A certain magic happens when the right event is held in a town that embraces it. Setting an environmental film fest in Nevada City is an alchemical pairing that brings out the best in the Gold Country town.
With its rich prospecting history, 19th-century Victorian inns and proximity to the stark yet gorgeous Yuba River, Nevada City is well worth visiting any time of year. Yet for one weekend in mid-January, when the Wild & Scenic Environmental Film Festival takes over this Sierra foothills town, there’s a confluence of community, creativity and inspiration shared among locals and visitors alike.
Dozens of filmmakers from across the country come to Nevada City to screen their documentaries, showing the movies in historic venues such as the Nevada Theater.
Established in 1865, the Nevada Theater, with 200-some seats and a balcony, is one of California’s oldest original-use theaters and a state historic landmark. Jack London appeared here; Mark Twain spoke in the theater about his voyage to the Sandwich Islands, now known as Hawaii.
Film has come a long way since the first motion picture, a silent film, was shown in the Nevada Theater, in 1908. Now, the festival aims to inform and educate viewers about critical issues through movies that tell compelling stories and inspire viewers to get involved.

(REQUIRED ACTIONS):
1. Reproduce the Nevada City passage between "With its rich" and "and visitors alike.", inclusive, changing "Yuba River" to "Feather River".
2. Return the listing verbatim between its first line and the line holding "underlined-answer: 5 people", inclusive.
The Nevada City passage has no connection to the listing that follows it.

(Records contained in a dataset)
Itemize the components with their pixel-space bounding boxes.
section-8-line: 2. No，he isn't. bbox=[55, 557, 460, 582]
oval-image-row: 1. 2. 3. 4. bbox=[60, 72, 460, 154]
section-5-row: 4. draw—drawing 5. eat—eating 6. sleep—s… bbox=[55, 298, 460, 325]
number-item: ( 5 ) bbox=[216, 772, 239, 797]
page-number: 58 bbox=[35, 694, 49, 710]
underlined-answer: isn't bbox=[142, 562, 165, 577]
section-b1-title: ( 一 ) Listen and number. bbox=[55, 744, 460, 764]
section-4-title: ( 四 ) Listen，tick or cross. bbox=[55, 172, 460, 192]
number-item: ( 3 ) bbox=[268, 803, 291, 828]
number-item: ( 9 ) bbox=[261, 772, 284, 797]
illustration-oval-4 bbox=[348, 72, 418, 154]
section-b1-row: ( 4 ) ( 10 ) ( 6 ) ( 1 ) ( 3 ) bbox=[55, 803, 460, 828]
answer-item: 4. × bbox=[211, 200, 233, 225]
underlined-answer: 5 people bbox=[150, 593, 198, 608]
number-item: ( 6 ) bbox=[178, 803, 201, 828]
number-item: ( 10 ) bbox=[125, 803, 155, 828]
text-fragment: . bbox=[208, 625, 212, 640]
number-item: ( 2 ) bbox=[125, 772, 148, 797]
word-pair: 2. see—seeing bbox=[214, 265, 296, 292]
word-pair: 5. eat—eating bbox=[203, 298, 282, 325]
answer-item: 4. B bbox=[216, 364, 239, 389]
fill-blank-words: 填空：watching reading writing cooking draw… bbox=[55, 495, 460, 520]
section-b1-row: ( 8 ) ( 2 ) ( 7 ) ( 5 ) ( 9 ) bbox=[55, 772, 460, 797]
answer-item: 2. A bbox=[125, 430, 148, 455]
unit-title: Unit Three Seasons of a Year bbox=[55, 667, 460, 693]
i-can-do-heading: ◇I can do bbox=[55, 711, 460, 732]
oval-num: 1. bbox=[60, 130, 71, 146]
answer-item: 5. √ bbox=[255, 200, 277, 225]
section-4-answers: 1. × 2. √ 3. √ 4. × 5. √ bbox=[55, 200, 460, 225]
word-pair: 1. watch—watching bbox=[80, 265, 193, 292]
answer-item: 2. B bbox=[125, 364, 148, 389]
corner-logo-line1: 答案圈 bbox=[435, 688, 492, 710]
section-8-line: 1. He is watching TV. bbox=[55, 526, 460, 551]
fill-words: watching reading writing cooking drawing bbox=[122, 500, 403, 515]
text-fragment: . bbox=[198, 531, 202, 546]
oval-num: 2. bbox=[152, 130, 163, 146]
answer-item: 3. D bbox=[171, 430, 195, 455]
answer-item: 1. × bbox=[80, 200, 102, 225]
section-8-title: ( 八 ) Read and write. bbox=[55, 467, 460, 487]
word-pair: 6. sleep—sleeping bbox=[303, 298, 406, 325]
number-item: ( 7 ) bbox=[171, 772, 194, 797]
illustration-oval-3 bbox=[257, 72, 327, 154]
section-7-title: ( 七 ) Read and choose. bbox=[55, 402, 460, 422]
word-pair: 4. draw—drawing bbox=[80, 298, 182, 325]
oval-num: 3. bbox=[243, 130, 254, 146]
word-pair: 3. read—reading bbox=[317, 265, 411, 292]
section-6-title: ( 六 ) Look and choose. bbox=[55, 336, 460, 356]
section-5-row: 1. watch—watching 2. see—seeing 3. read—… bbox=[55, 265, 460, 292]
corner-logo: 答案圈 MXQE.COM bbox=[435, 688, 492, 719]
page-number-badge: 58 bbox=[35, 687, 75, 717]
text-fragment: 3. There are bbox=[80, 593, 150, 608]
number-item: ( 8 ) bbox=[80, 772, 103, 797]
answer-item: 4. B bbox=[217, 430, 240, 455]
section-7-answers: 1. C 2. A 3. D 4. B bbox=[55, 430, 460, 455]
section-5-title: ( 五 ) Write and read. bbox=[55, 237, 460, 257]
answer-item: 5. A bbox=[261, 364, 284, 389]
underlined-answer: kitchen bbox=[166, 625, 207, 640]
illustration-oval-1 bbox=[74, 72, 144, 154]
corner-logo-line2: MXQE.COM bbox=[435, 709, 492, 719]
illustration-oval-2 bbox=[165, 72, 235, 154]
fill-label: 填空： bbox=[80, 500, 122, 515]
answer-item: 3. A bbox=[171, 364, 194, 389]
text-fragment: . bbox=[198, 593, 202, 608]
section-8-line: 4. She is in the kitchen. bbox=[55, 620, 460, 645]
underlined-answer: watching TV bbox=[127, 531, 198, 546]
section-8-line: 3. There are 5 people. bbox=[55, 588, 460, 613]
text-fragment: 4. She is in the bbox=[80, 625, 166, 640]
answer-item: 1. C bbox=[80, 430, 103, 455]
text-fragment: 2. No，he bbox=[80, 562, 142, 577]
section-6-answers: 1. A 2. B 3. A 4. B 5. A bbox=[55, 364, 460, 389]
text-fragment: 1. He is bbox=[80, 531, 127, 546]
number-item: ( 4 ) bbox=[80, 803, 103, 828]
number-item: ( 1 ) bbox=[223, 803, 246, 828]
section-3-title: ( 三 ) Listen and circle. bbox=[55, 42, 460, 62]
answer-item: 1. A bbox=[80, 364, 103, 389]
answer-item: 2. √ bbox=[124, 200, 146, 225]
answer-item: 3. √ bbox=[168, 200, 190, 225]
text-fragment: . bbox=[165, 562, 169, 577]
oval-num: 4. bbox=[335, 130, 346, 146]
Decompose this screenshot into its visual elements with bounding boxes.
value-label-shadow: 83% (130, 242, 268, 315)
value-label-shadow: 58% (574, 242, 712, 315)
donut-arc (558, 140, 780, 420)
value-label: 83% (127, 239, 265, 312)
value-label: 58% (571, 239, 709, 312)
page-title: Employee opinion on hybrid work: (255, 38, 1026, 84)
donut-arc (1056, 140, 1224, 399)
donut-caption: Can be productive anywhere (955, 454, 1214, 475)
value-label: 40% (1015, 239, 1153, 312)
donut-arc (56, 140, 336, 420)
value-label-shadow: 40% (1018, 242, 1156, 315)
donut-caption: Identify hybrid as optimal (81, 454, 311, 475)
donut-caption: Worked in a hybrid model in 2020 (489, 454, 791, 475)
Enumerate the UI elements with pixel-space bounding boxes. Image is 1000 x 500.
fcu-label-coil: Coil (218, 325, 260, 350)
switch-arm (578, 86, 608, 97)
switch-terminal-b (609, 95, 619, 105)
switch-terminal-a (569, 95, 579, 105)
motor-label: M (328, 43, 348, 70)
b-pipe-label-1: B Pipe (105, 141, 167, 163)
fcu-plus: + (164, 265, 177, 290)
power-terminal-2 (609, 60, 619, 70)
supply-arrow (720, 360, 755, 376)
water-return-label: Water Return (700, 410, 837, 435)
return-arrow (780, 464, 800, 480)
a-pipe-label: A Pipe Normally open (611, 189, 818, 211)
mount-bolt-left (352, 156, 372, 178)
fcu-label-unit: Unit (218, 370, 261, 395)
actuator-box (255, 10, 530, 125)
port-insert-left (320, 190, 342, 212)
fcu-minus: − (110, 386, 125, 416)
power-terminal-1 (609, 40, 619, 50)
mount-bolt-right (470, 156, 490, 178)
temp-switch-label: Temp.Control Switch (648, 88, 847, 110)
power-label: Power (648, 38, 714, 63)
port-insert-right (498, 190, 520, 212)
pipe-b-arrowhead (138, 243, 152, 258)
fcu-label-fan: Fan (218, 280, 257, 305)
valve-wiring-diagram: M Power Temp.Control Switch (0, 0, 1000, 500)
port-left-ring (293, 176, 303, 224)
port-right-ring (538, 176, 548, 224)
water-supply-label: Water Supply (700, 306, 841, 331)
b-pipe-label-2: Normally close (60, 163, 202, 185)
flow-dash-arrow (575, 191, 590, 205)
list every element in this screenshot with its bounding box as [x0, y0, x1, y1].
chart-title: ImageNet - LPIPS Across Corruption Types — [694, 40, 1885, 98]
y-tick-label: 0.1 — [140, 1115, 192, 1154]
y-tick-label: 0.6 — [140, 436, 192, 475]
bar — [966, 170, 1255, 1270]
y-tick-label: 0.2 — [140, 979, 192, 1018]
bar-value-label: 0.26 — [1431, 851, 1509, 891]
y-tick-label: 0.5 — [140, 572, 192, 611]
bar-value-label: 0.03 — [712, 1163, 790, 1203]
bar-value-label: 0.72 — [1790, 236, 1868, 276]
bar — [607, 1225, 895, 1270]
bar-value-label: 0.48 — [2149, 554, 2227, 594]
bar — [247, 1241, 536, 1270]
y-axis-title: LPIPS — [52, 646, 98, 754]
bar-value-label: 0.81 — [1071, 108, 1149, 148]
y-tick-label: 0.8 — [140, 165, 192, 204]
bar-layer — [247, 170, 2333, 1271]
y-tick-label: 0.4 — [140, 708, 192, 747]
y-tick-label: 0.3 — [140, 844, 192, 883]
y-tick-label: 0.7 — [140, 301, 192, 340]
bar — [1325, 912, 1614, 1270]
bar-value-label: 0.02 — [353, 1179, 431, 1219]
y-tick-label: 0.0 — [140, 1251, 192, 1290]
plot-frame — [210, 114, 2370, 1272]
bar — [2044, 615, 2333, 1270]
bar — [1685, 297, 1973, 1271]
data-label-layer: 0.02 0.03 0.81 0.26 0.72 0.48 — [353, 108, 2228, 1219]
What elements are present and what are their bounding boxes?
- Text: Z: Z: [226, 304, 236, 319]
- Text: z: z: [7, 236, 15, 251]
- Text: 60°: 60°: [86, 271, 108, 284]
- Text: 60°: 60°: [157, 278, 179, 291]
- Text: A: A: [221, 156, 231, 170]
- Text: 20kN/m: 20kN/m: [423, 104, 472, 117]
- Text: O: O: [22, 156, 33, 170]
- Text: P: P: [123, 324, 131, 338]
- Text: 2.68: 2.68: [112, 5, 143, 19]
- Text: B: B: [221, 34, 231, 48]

(OUTPUTS IN ORDER):
1.
With its rich prospecting history, 19th-century Victorian inns and proximity to the stark yet gorgeous Feather River, Nevada City is well worth visiting any time of year. Yet for one weekend in mid-January, when the Wild & Scenic Environmental Film Festival takes over this Sierra foothills town, there’s a confluence of community, creativity and inspiration shared among locals and visitors alike.

2.
Itemize the components with their pixel-space bounding boxes.
section-8-line: 2. No，he isn't. bbox=[55, 557, 460, 582]
oval-image-row: 1. 2. 3. 4. bbox=[60, 72, 460, 154]
section-5-row: 4. draw—drawing 5. eat—eating 6. sleep—s… bbox=[55, 298, 460, 325]
number-item: ( 5 ) bbox=[216, 772, 239, 797]
page-number: 58 bbox=[35, 694, 49, 710]
underlined-answer: isn't bbox=[142, 562, 165, 577]
section-b1-title: ( 一 ) Listen and number. bbox=[55, 744, 460, 764]
section-4-title: ( 四 ) Listen，tick or cross. bbox=[55, 172, 460, 192]
number-item: ( 3 ) bbox=[268, 803, 291, 828]
number-item: ( 9 ) bbox=[261, 772, 284, 797]
illustration-oval-4 bbox=[348, 72, 418, 154]
section-b1-row: ( 4 ) ( 10 ) ( 6 ) ( 1 ) ( 3 ) bbox=[55, 803, 460, 828]
answer-item: 4. × bbox=[211, 200, 233, 225]
underlined-answer: 5 people bbox=[150, 593, 198, 608]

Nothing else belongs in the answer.